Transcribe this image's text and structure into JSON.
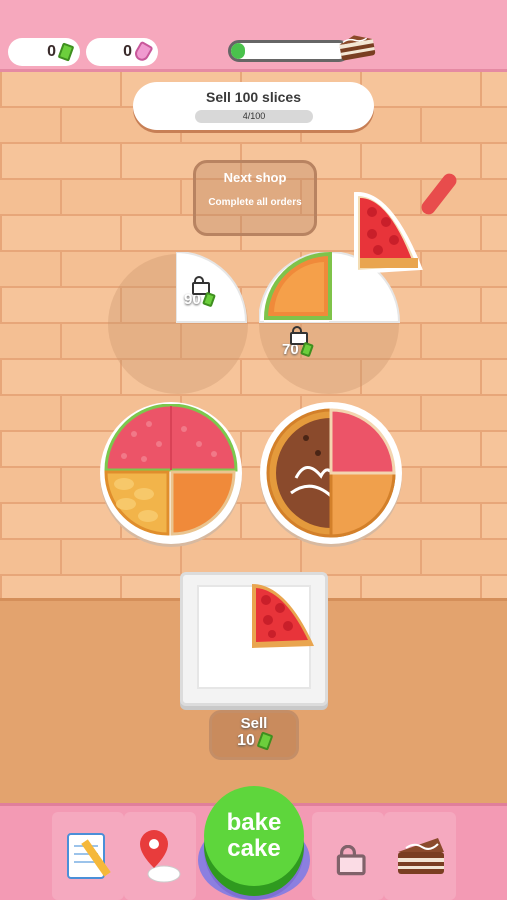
{
  "hud": {
    "cash": "0",
    "frosting": "0",
    "progress_fraction": 0.12
  },
  "quest": {
    "title": "Sell 100 slices",
    "progress_text": "4/100"
  },
  "next_shop": {
    "title": "Next shop",
    "subtitle": "Complete all orders"
  },
  "locked_plates": [
    {
      "price": "90"
    },
    {
      "price": "70"
    }
  ],
  "sell": {
    "label": "Sell",
    "price": "10"
  },
  "bake_button": {
    "line1": "bake",
    "line2": "cake"
  },
  "nav": {
    "items": [
      "orders-notepad",
      "map-pin",
      "bake-cake",
      "locked",
      "cake-slice"
    ]
  },
  "colors": {
    "topbar": "#f6a8bd",
    "bake_green": "#5ed63c",
    "progress_green": "#4ac24c",
    "wall": "#f4bf93"
  }
}
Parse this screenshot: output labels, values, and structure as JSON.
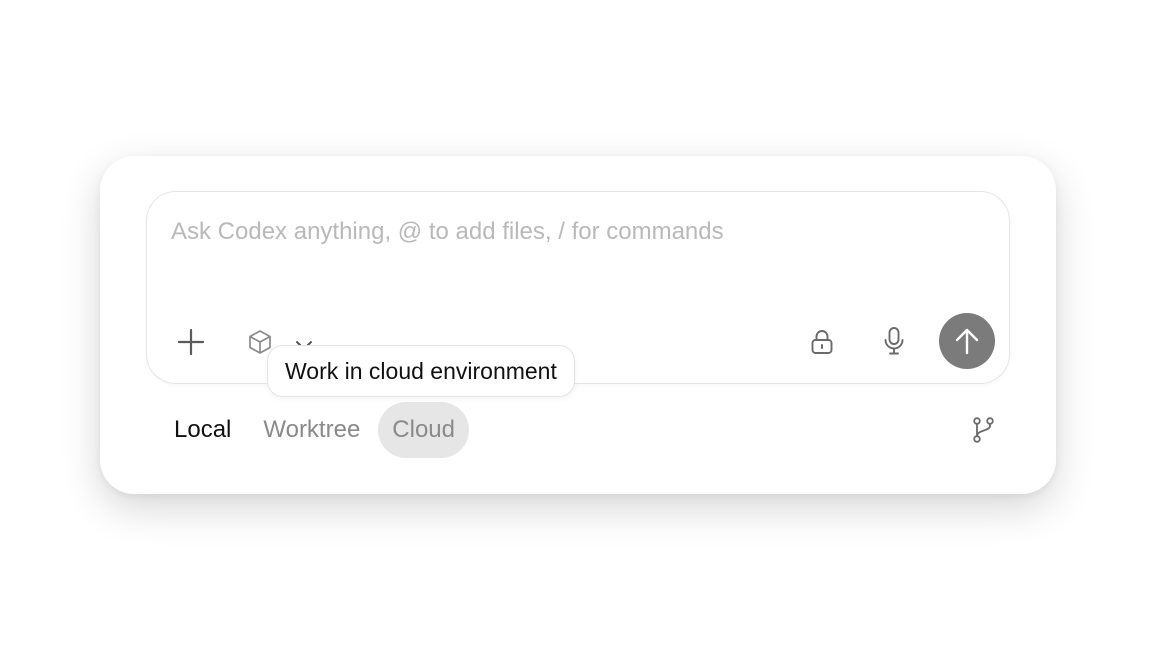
{
  "composer": {
    "placeholder": "Ask Codex anything, @ to add files, / for commands",
    "value": ""
  },
  "toolbar": {
    "add_icon": "plus-icon",
    "environment_icon": "cube-icon",
    "environment_menu_icon": "chevron-down-icon",
    "permissions_icon": "lock-icon",
    "voice_icon": "microphone-icon",
    "send_icon": "arrow-up-icon"
  },
  "tooltip": {
    "text": "Work in cloud environment"
  },
  "modes": {
    "selected": "Local",
    "items": [
      {
        "label": "Local"
      },
      {
        "label": "Worktree"
      },
      {
        "label": "Cloud"
      }
    ]
  },
  "branch": {
    "icon": "git-branch-icon"
  },
  "colors": {
    "send_button": "#7b7b7b",
    "hover_tab_background": "#e6e6e6",
    "placeholder": "#b9b9b9"
  }
}
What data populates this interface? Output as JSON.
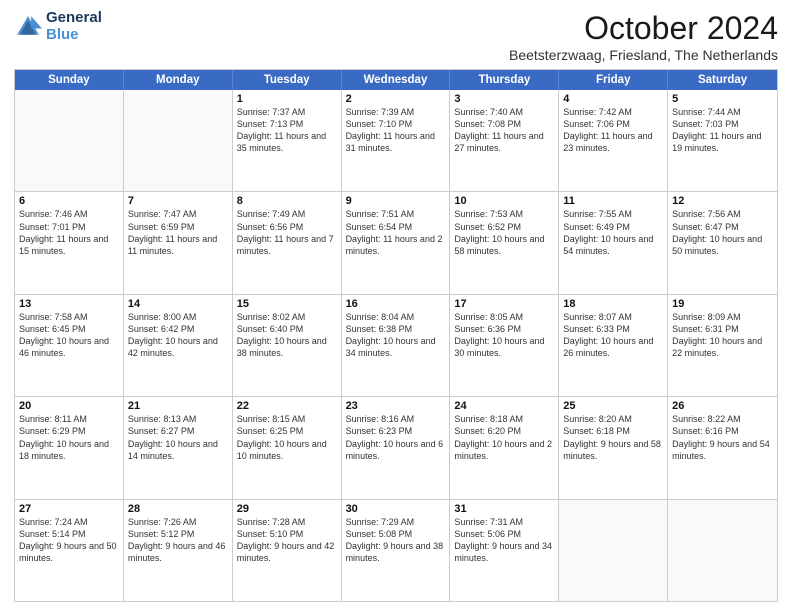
{
  "header": {
    "logo_line1": "General",
    "logo_line2": "Blue",
    "month": "October 2024",
    "location": "Beetsterzwaag, Friesland, The Netherlands"
  },
  "days_of_week": [
    "Sunday",
    "Monday",
    "Tuesday",
    "Wednesday",
    "Thursday",
    "Friday",
    "Saturday"
  ],
  "weeks": [
    [
      {
        "day": "",
        "sunrise": "",
        "sunset": "",
        "daylight": ""
      },
      {
        "day": "",
        "sunrise": "",
        "sunset": "",
        "daylight": ""
      },
      {
        "day": "1",
        "sunrise": "Sunrise: 7:37 AM",
        "sunset": "Sunset: 7:13 PM",
        "daylight": "Daylight: 11 hours and 35 minutes."
      },
      {
        "day": "2",
        "sunrise": "Sunrise: 7:39 AM",
        "sunset": "Sunset: 7:10 PM",
        "daylight": "Daylight: 11 hours and 31 minutes."
      },
      {
        "day": "3",
        "sunrise": "Sunrise: 7:40 AM",
        "sunset": "Sunset: 7:08 PM",
        "daylight": "Daylight: 11 hours and 27 minutes."
      },
      {
        "day": "4",
        "sunrise": "Sunrise: 7:42 AM",
        "sunset": "Sunset: 7:06 PM",
        "daylight": "Daylight: 11 hours and 23 minutes."
      },
      {
        "day": "5",
        "sunrise": "Sunrise: 7:44 AM",
        "sunset": "Sunset: 7:03 PM",
        "daylight": "Daylight: 11 hours and 19 minutes."
      }
    ],
    [
      {
        "day": "6",
        "sunrise": "Sunrise: 7:46 AM",
        "sunset": "Sunset: 7:01 PM",
        "daylight": "Daylight: 11 hours and 15 minutes."
      },
      {
        "day": "7",
        "sunrise": "Sunrise: 7:47 AM",
        "sunset": "Sunset: 6:59 PM",
        "daylight": "Daylight: 11 hours and 11 minutes."
      },
      {
        "day": "8",
        "sunrise": "Sunrise: 7:49 AM",
        "sunset": "Sunset: 6:56 PM",
        "daylight": "Daylight: 11 hours and 7 minutes."
      },
      {
        "day": "9",
        "sunrise": "Sunrise: 7:51 AM",
        "sunset": "Sunset: 6:54 PM",
        "daylight": "Daylight: 11 hours and 2 minutes."
      },
      {
        "day": "10",
        "sunrise": "Sunrise: 7:53 AM",
        "sunset": "Sunset: 6:52 PM",
        "daylight": "Daylight: 10 hours and 58 minutes."
      },
      {
        "day": "11",
        "sunrise": "Sunrise: 7:55 AM",
        "sunset": "Sunset: 6:49 PM",
        "daylight": "Daylight: 10 hours and 54 minutes."
      },
      {
        "day": "12",
        "sunrise": "Sunrise: 7:56 AM",
        "sunset": "Sunset: 6:47 PM",
        "daylight": "Daylight: 10 hours and 50 minutes."
      }
    ],
    [
      {
        "day": "13",
        "sunrise": "Sunrise: 7:58 AM",
        "sunset": "Sunset: 6:45 PM",
        "daylight": "Daylight: 10 hours and 46 minutes."
      },
      {
        "day": "14",
        "sunrise": "Sunrise: 8:00 AM",
        "sunset": "Sunset: 6:42 PM",
        "daylight": "Daylight: 10 hours and 42 minutes."
      },
      {
        "day": "15",
        "sunrise": "Sunrise: 8:02 AM",
        "sunset": "Sunset: 6:40 PM",
        "daylight": "Daylight: 10 hours and 38 minutes."
      },
      {
        "day": "16",
        "sunrise": "Sunrise: 8:04 AM",
        "sunset": "Sunset: 6:38 PM",
        "daylight": "Daylight: 10 hours and 34 minutes."
      },
      {
        "day": "17",
        "sunrise": "Sunrise: 8:05 AM",
        "sunset": "Sunset: 6:36 PM",
        "daylight": "Daylight: 10 hours and 30 minutes."
      },
      {
        "day": "18",
        "sunrise": "Sunrise: 8:07 AM",
        "sunset": "Sunset: 6:33 PM",
        "daylight": "Daylight: 10 hours and 26 minutes."
      },
      {
        "day": "19",
        "sunrise": "Sunrise: 8:09 AM",
        "sunset": "Sunset: 6:31 PM",
        "daylight": "Daylight: 10 hours and 22 minutes."
      }
    ],
    [
      {
        "day": "20",
        "sunrise": "Sunrise: 8:11 AM",
        "sunset": "Sunset: 6:29 PM",
        "daylight": "Daylight: 10 hours and 18 minutes."
      },
      {
        "day": "21",
        "sunrise": "Sunrise: 8:13 AM",
        "sunset": "Sunset: 6:27 PM",
        "daylight": "Daylight: 10 hours and 14 minutes."
      },
      {
        "day": "22",
        "sunrise": "Sunrise: 8:15 AM",
        "sunset": "Sunset: 6:25 PM",
        "daylight": "Daylight: 10 hours and 10 minutes."
      },
      {
        "day": "23",
        "sunrise": "Sunrise: 8:16 AM",
        "sunset": "Sunset: 6:23 PM",
        "daylight": "Daylight: 10 hours and 6 minutes."
      },
      {
        "day": "24",
        "sunrise": "Sunrise: 8:18 AM",
        "sunset": "Sunset: 6:20 PM",
        "daylight": "Daylight: 10 hours and 2 minutes."
      },
      {
        "day": "25",
        "sunrise": "Sunrise: 8:20 AM",
        "sunset": "Sunset: 6:18 PM",
        "daylight": "Daylight: 9 hours and 58 minutes."
      },
      {
        "day": "26",
        "sunrise": "Sunrise: 8:22 AM",
        "sunset": "Sunset: 6:16 PM",
        "daylight": "Daylight: 9 hours and 54 minutes."
      }
    ],
    [
      {
        "day": "27",
        "sunrise": "Sunrise: 7:24 AM",
        "sunset": "Sunset: 5:14 PM",
        "daylight": "Daylight: 9 hours and 50 minutes."
      },
      {
        "day": "28",
        "sunrise": "Sunrise: 7:26 AM",
        "sunset": "Sunset: 5:12 PM",
        "daylight": "Daylight: 9 hours and 46 minutes."
      },
      {
        "day": "29",
        "sunrise": "Sunrise: 7:28 AM",
        "sunset": "Sunset: 5:10 PM",
        "daylight": "Daylight: 9 hours and 42 minutes."
      },
      {
        "day": "30",
        "sunrise": "Sunrise: 7:29 AM",
        "sunset": "Sunset: 5:08 PM",
        "daylight": "Daylight: 9 hours and 38 minutes."
      },
      {
        "day": "31",
        "sunrise": "Sunrise: 7:31 AM",
        "sunset": "Sunset: 5:06 PM",
        "daylight": "Daylight: 9 hours and 34 minutes."
      },
      {
        "day": "",
        "sunrise": "",
        "sunset": "",
        "daylight": ""
      },
      {
        "day": "",
        "sunrise": "",
        "sunset": "",
        "daylight": ""
      }
    ]
  ]
}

########

## WHAT TO PRODUCE:
Out of the records, collect only those lines that contain the string "structure".

## ANSWER FOR THE TASK:
Transcribe this image's text and structure into JSON.
Parse this screenshot: output labels, values, and structure as JSON.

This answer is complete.